# Exercise brief
Your task is to transcribe the data in full.

── Material to process ──

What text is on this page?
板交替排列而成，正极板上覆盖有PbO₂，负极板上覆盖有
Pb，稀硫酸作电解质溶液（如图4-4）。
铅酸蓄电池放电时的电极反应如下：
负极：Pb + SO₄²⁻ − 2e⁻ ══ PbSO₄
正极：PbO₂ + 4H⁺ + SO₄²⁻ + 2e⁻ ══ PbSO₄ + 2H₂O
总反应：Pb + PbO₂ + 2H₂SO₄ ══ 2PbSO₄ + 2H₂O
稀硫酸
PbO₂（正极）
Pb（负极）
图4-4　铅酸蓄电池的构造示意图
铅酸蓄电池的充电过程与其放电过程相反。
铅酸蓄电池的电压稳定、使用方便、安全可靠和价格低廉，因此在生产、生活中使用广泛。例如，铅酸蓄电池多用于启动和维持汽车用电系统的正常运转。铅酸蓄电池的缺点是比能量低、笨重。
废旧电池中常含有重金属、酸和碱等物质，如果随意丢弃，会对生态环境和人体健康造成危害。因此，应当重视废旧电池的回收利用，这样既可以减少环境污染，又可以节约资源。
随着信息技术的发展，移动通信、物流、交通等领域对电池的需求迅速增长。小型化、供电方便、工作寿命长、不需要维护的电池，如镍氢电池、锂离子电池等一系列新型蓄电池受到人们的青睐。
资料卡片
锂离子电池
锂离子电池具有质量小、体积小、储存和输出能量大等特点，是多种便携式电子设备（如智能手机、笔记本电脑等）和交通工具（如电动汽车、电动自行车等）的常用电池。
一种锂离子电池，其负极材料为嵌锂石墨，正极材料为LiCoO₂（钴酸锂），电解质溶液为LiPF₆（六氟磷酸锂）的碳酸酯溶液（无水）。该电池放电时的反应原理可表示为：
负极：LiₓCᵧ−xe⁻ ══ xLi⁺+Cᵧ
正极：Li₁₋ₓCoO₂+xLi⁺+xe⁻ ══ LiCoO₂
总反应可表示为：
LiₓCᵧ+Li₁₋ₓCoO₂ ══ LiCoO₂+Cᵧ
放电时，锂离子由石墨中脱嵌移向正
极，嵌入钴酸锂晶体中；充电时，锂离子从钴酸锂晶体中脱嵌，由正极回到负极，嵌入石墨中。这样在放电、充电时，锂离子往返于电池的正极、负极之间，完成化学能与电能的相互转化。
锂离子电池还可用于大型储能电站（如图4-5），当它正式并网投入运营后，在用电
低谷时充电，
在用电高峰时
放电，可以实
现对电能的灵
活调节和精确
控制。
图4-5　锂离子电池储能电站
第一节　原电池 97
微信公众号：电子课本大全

───

# Full output
What text is on this page?
板交替排列而成，正极板上覆盖有PbO₂，负极板上覆盖有
Pb，稀硫酸作电解质溶液（如图4-4）。
铅酸蓄电池放电时的电极反应如下：
负极：Pb + SO₄²⁻ − 2e⁻ ══ PbSO₄
正极：PbO₂ + 4H⁺ + SO₄²⁻ + 2e⁻ ══ PbSO₄ + 2H₂O
总反应：Pb + PbO₂ + 2H₂SO₄ ══ 2PbSO₄ + 2H₂O
稀硫酸
PbO₂（正极）
Pb（负极）
图4-4　铅酸蓄电池的构造示意图
铅酸蓄电池的充电过程与其放电过程相反。
铅酸蓄电池的电压稳定、使用方便、安全可靠和价格低廉，因此在生产、生活中使用广泛。例如，铅酸蓄电池多用于启动和维持汽车用电系统的正常运转。铅酸蓄电池的缺点是比能量低、笨重。
废旧电池中常含有重金属、酸和碱等物质，如果随意丢弃，会对生态环境和人体健康造成危害。因此，应当重视废旧电池的回收利用，这样既可以减少环境污染，又可以节约资源。
随着信息技术的发展，移动通信、物流、交通等领域对电池的需求迅速增长。小型化、供电方便、工作寿命长、不需要维护的电池，如镍氢电池、锂离子电池等一系列新型蓄电池受到人们的青睐。
资料卡片
锂离子电池
锂离子电池具有质量小、体积小、储存和输出能量大等特点，是多种便携式电子设备（如智能手机、笔记本电脑等）和交通工具（如电动汽车、电动自行车等）的常用电池。
一种锂离子电池，其负极材料为嵌锂石墨，正极材料为LiCoO₂（钴酸锂），电解质溶液为LiPF₆（六氟磷酸锂）的碳酸酯溶液（无水）。该电池放电时的反应原理可表示为：
负极：LiₓCᵧ−xe⁻ ══ xLi⁺+Cᵧ
正极：Li₁₋ₓCoO₂+xLi⁺+xe⁻ ══ LiCoO₂
总反应可表示为：
LiₓCᵧ+Li₁₋ₓCoO₂ ══ LiCoO₂+Cᵧ
放电时，锂离子由石墨中脱嵌移向正
极，嵌入钴酸锂晶体中；充电时，锂离子从钴酸锂晶体中脱嵌，由正极回到负极，嵌入石墨中。这样在放电、充电时，锂离子往返于电池的正极、负极之间，完成化学能与电能的相互转化。
锂离子电池还可用于大型储能电站（如图4-5），当它正式并网投入运营后，在用电
低谷时充电，
在用电高峰时
放电，可以实
现对电能的灵
活调节和精确
控制。
图4-5　锂离子电池储能电站
第一节　原电池 97
微信公众号：电子课本大全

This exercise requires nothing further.